THE EXERCISE:
Copy each line below exactly and leave the pictures out.

DATA SHOWN:
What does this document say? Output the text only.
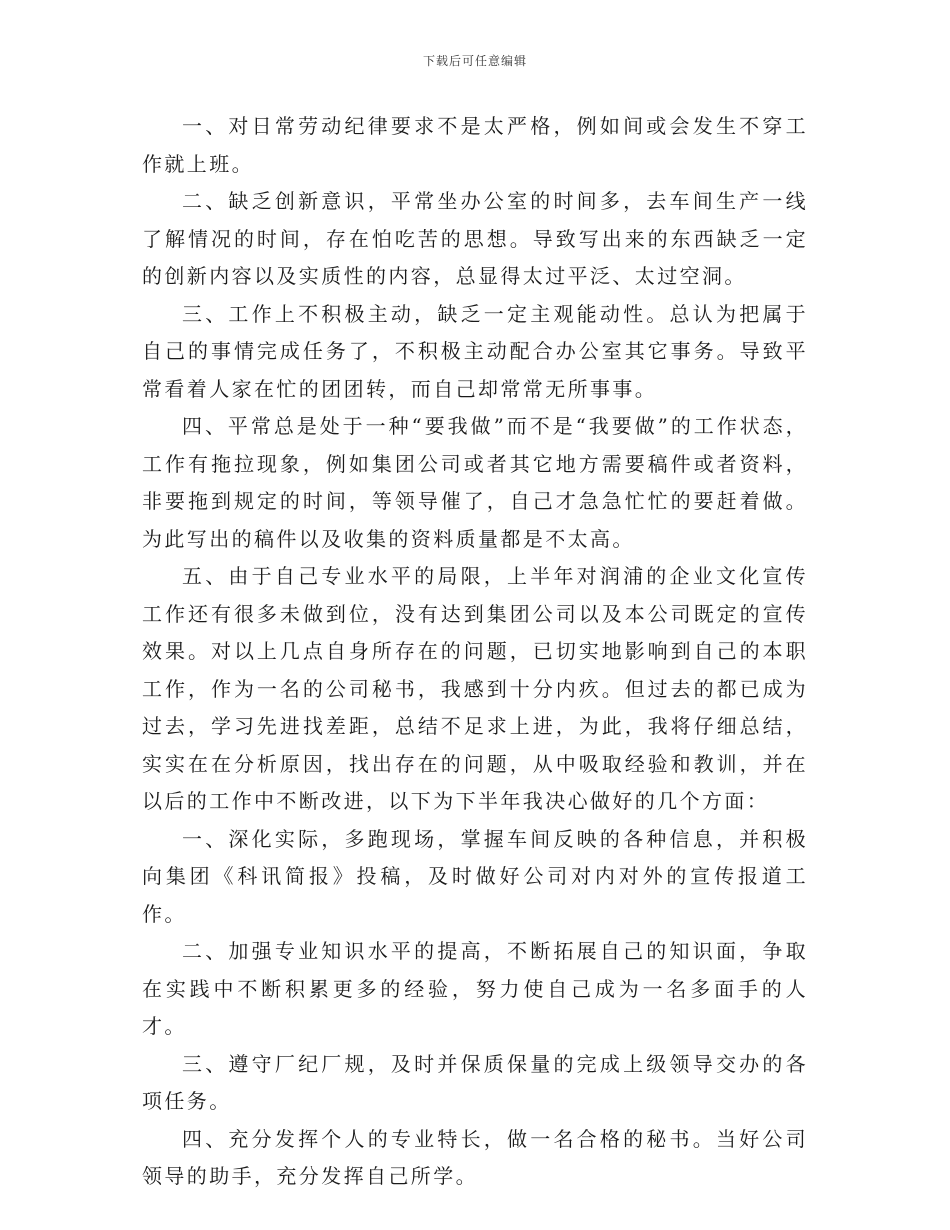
下载后可任意编辑

一、对日常劳动纪律要求不是太严格，例如间或会发生不穿工作就上班。

二、缺乏创新意识，平常坐办公室的时间多，去车间生产一线了解情况的时间，存在怕吃苦的思想。导致写出来的东西缺乏一定的创新内容以及实质性的内容，总显得太过平泛、太过空洞。

三、工作上不积极主动，缺乏一定主观能动性。总认为把属于自己的事情完成任务了，不积极主动配合办公室其它事务。导致平常看着人家在忙的团团转，而自己却常常无所事事。

四、平常总是处于一种“要我做”而不是“我要做”的工作状态，工作有拖拉现象，例如集团公司或者其它地方需要稿件或者资料，非要拖到规定的时间，等领导催了，自己才急急忙忙的要赶着做。为此写出的稿件以及收集的资料质量都是不太高。

五、由于自己专业水平的局限，上半年对润浦的企业文化宣传工作还有很多未做到位，没有达到集团公司以及本公司既定的宣传效果。对以上几点自身所存在的问题，已切实地影响到自己的本职工作，作为一名的公司秘书，我感到十分内疚。但过去的都已成为过去，学习先进找差距，总结不足求上进，为此，我将仔细总结，实实在在分析原因，找出存在的问题，从中吸取经验和教训，并在以后的工作中不断改进，以下为下半年我决心做好的几个方面：

一、深化实际，多跑现场，掌握车间反映的各种信息，并积极向集团《科讯简报》投稿，及时做好公司对内对外的宣传报道工作。

二、加强专业知识水平的提高，不断拓展自己的知识面，争取在实践中不断积累更多的经验，努力使自己成为一名多面手的人才。

三、遵守厂纪厂规，及时并保质保量的完成上级领导交办的各项任务。

四、充分发挥个人的专业特长，做一名合格的秘书。当好公司领导的助手，充分发挥自己所学。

IN RESPONSE:
What does this document say? Output the text only.
下载后可任意编辑

一、对日常劳动纪律要求不是太严格，例如间或会发生不穿工作就上班。

二、缺乏创新意识，平常坐办公室的时间多，去车间生产一线了解情况的时间，存在怕吃苦的思想。导致写出来的东西缺乏一定的创新内容以及实质性的内容，总显得太过平泛、太过空洞。

三、工作上不积极主动，缺乏一定主观能动性。总认为把属于自己的事情完成任务了，不积极主动配合办公室其它事务。导致平常看着人家在忙的团团转，而自己却常常无所事事。

四、平常总是处于一种“要我做”而不是“我要做”的工作状态，工作有拖拉现象，例如集团公司或者其它地方需要稿件或者资料，非要拖到规定的时间，等领导催了，自己才急急忙忙的要赶着做。为此写出的稿件以及收集的资料质量都是不太高。

五、由于自己专业水平的局限，上半年对润浦的企业文化宣传工作还有很多未做到位，没有达到集团公司以及本公司既定的宣传效果。对以上几点自身所存在的问题，已切实地影响到自己的本职工作，作为一名的公司秘书，我感到十分内疚。但过去的都已成为过去，学习先进找差距，总结不足求上进，为此，我将仔细总结，实实在在分析原因，找出存在的问题，从中吸取经验和教训，并在以后的工作中不断改进，以下为下半年我决心做好的几个方面：

一、深化实际，多跑现场，掌握车间反映的各种信息，并积极向集团《科讯简报》投稿，及时做好公司对内对外的宣传报道工作。

二、加强专业知识水平的提高，不断拓展自己的知识面，争取在实践中不断积累更多的经验，努力使自己成为一名多面手的人才。

三、遵守厂纪厂规，及时并保质保量的完成上级领导交办的各项任务。

四、充分发挥个人的专业特长，做一名合格的秘书。当好公司领导的助手，充分发挥自己所学。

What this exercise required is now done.